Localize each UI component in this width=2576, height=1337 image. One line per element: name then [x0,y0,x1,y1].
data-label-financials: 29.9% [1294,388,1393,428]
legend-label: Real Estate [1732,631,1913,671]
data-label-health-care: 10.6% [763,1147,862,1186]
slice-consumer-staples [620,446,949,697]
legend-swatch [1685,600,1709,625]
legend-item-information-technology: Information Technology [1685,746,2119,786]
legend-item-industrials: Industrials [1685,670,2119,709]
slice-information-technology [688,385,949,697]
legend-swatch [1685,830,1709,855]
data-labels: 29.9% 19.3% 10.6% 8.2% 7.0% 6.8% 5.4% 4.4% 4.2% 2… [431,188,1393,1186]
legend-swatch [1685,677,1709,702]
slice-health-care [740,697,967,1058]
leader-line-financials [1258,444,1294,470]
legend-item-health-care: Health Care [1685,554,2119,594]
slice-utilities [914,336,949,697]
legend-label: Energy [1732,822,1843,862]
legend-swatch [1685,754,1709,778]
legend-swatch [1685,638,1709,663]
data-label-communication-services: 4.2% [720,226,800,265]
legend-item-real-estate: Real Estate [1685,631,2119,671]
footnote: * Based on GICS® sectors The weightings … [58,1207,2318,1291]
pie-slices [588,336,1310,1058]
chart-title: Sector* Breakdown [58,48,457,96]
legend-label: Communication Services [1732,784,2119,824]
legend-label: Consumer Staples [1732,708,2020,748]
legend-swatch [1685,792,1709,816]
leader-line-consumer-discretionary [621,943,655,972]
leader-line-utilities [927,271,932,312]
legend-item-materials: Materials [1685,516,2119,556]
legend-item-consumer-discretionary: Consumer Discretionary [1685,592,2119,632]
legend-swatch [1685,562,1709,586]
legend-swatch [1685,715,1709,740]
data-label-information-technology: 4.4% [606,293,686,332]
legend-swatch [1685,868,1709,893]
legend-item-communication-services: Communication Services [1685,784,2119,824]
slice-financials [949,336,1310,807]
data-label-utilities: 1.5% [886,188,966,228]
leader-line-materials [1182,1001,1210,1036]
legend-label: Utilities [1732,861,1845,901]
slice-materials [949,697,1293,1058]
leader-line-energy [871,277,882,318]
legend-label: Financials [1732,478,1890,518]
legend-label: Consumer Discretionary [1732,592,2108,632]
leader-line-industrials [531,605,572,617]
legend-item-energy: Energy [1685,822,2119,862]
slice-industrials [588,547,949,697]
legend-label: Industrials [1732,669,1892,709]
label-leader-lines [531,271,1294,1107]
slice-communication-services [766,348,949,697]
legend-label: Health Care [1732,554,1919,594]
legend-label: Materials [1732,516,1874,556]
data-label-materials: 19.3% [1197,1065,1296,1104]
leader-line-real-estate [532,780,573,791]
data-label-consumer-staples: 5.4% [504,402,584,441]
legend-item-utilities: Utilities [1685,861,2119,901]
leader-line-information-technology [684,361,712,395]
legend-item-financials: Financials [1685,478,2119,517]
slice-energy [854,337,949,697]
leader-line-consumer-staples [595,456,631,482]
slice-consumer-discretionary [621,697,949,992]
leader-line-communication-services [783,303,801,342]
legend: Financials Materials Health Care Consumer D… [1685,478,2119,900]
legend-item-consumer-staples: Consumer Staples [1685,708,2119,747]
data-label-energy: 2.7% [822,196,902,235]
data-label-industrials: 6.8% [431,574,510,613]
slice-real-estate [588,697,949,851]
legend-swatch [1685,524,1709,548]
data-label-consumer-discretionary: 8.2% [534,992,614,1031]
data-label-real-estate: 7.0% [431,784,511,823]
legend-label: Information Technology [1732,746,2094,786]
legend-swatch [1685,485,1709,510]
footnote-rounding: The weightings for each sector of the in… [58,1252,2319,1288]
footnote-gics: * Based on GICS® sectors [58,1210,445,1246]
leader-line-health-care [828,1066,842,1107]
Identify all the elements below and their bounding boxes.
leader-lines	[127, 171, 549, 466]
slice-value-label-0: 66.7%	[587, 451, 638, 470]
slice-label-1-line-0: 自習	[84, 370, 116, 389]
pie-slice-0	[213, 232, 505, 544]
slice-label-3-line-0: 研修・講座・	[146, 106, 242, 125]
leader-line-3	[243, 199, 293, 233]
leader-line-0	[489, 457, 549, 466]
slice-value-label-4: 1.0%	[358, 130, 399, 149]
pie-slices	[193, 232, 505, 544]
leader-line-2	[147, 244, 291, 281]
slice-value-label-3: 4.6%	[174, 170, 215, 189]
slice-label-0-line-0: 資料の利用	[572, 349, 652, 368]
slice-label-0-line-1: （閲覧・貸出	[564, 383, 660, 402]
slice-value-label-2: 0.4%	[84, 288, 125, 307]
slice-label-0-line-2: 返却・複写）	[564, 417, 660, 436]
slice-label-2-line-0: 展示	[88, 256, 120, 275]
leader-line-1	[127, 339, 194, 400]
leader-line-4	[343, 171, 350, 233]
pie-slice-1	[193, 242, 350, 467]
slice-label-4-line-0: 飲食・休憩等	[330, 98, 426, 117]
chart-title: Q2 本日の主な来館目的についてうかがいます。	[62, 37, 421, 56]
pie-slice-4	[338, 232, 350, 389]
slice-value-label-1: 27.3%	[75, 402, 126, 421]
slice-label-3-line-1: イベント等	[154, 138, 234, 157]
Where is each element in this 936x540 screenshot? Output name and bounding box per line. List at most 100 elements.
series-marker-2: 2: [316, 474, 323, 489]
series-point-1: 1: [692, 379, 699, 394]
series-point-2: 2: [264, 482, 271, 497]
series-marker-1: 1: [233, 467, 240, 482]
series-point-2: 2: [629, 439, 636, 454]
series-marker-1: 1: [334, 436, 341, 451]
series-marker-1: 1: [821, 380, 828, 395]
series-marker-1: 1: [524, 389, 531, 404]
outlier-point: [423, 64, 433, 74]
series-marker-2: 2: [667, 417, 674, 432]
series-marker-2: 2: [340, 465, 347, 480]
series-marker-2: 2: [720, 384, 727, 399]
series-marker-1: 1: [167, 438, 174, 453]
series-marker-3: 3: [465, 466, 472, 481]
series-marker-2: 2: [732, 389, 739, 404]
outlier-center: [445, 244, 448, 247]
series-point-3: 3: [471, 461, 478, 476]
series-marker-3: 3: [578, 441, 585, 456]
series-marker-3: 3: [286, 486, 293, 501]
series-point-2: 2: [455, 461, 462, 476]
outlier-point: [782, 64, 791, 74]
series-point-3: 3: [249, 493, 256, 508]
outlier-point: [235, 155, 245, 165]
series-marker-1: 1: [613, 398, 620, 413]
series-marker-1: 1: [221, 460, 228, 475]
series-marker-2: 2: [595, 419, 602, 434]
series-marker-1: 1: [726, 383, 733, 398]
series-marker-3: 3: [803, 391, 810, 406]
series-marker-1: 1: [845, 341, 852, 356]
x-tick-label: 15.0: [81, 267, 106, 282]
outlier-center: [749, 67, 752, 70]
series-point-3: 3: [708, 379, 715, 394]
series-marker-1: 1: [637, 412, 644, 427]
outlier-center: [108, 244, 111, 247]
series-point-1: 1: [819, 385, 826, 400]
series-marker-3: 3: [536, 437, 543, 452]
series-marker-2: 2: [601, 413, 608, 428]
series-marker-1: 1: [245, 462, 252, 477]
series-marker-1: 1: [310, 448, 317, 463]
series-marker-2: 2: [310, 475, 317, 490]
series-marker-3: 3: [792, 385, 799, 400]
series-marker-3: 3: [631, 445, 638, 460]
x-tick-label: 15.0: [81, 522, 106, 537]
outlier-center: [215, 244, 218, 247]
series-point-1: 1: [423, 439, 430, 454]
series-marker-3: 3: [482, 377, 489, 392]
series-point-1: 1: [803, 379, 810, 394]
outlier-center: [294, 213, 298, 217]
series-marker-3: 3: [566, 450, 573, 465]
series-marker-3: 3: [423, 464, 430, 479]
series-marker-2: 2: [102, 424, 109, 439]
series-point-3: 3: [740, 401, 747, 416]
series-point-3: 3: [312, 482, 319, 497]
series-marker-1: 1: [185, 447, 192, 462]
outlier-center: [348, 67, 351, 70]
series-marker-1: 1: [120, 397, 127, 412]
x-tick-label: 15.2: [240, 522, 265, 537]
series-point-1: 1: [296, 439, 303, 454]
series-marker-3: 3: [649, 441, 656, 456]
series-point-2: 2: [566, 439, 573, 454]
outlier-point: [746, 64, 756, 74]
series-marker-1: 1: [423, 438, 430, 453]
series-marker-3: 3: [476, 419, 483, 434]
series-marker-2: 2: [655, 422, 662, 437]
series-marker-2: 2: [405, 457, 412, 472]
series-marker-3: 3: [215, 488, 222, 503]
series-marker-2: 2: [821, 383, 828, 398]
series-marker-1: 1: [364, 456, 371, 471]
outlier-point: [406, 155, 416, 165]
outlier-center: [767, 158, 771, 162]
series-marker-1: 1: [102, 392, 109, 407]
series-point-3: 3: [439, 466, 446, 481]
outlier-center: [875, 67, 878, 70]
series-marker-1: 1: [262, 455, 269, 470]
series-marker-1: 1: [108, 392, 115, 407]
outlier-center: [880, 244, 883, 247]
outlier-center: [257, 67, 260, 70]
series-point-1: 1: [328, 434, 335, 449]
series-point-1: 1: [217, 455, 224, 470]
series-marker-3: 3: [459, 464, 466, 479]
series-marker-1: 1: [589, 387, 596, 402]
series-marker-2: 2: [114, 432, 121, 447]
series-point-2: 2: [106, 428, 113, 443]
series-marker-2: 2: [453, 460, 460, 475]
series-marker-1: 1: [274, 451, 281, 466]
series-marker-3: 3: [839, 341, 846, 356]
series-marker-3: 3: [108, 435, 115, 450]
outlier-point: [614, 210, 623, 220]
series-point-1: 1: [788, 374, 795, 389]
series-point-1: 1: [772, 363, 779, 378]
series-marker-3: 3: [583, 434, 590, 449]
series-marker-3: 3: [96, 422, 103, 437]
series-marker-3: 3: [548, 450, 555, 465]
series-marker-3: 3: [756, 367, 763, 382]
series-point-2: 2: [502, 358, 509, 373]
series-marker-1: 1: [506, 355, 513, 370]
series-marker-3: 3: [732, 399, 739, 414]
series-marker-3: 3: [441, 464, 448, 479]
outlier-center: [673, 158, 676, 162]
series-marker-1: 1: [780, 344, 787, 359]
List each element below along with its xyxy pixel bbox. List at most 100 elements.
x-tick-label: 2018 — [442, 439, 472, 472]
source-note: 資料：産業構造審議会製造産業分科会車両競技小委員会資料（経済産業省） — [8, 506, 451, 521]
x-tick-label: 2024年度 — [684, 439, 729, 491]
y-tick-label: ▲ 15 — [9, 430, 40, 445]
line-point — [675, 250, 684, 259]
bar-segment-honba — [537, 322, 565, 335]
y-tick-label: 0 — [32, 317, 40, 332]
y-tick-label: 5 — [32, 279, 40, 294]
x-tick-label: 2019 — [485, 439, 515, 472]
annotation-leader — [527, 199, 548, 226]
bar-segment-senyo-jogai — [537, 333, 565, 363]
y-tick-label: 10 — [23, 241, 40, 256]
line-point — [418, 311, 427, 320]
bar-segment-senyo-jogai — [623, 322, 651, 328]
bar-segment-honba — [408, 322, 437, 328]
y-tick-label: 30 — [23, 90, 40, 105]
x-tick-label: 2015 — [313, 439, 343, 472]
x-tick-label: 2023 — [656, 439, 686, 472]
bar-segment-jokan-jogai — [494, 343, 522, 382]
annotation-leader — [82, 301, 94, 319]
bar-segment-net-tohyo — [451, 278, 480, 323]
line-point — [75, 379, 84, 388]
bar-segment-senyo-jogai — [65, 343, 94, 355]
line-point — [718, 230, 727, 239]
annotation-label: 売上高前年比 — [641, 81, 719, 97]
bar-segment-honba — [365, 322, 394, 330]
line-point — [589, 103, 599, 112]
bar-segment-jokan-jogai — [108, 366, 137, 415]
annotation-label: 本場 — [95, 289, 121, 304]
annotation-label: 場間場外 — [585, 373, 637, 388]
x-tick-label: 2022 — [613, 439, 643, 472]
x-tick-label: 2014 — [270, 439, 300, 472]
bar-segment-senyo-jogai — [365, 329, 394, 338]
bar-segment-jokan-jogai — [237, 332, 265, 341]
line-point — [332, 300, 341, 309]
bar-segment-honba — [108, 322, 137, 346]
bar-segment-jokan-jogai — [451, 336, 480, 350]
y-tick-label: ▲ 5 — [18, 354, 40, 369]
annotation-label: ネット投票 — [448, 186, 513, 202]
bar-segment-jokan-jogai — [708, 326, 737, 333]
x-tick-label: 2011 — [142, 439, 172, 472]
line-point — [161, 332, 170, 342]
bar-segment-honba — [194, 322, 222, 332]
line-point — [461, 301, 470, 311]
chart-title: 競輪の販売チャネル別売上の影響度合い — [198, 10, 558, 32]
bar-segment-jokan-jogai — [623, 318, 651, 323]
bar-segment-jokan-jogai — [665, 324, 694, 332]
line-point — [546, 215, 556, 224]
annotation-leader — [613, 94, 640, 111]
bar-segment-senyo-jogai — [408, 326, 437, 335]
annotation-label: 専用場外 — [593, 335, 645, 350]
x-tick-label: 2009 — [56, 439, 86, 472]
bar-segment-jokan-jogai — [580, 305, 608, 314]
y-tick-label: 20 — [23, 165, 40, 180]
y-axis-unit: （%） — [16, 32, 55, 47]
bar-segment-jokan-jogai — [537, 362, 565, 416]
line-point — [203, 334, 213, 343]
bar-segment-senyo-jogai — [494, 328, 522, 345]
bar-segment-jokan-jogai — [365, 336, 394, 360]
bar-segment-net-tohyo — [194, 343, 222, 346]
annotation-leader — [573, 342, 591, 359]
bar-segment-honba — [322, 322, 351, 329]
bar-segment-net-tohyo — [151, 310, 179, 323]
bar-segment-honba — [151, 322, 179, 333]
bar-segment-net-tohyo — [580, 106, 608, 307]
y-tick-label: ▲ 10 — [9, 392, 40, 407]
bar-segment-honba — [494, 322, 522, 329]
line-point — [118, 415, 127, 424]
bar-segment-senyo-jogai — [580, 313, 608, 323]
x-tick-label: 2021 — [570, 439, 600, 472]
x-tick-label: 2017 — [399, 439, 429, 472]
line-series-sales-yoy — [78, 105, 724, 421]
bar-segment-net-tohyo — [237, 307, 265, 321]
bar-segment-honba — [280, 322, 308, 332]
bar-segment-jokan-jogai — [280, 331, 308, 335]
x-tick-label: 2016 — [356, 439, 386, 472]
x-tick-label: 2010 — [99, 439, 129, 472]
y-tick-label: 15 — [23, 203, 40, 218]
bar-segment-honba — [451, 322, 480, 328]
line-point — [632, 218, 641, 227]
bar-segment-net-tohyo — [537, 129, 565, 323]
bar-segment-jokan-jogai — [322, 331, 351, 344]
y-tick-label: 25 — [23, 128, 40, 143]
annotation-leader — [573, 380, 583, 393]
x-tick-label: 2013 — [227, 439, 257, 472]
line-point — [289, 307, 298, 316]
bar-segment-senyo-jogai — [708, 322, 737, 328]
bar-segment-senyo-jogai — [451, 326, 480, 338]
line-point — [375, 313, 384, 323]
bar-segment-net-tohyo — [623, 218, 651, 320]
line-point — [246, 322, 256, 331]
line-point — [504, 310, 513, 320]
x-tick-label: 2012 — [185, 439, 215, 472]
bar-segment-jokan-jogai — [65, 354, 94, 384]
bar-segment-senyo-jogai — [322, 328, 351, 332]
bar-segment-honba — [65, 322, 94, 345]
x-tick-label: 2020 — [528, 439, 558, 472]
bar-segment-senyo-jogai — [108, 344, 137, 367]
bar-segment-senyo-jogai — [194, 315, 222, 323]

....

*Given instruction:* Copy out the lines from the start of the records through the line that contains "legend-label: Communication Services", keeping both ends.

*Response for this exercise:*
Localize each UI component in this width=2576, height=1337 image. One line per element: name then [x0,y0,x1,y1].
data-label-financials: 29.9% [1294,388,1393,428]
legend-label: Real Estate [1732,631,1913,671]
data-label-health-care: 10.6% [763,1147,862,1186]
slice-consumer-staples [620,446,949,697]
legend-swatch [1685,600,1709,625]
legend-item-information-technology: Information Technology [1685,746,2119,786]
legend-item-industrials: Industrials [1685,670,2119,709]
slice-information-technology [688,385,949,697]
legend-swatch [1685,830,1709,855]
data-labels: 29.9% 19.3% 10.6% 8.2% 7.0% 6.8% 5.4% 4.4% 4.2% 2… [431,188,1393,1186]
legend-swatch [1685,677,1709,702]
slice-health-care [740,697,967,1058]
leader-line-financials [1258,444,1294,470]
legend-item-health-care: Health Care [1685,554,2119,594]
slice-utilities [914,336,949,697]
legend-label: Energy [1732,822,1843,862]
legend-swatch [1685,754,1709,778]
legend-swatch [1685,638,1709,663]
data-label-communication-services: 4.2% [720,226,800,265]
legend-item-real-estate: Real Estate [1685,631,2119,671]
footnote: * Based on GICS® sectors The weightings … [58,1207,2318,1291]
pie-slices [588,336,1310,1058]
chart-title: Sector* Breakdown [58,48,457,96]
legend-label: Communication Services [1732,784,2119,824]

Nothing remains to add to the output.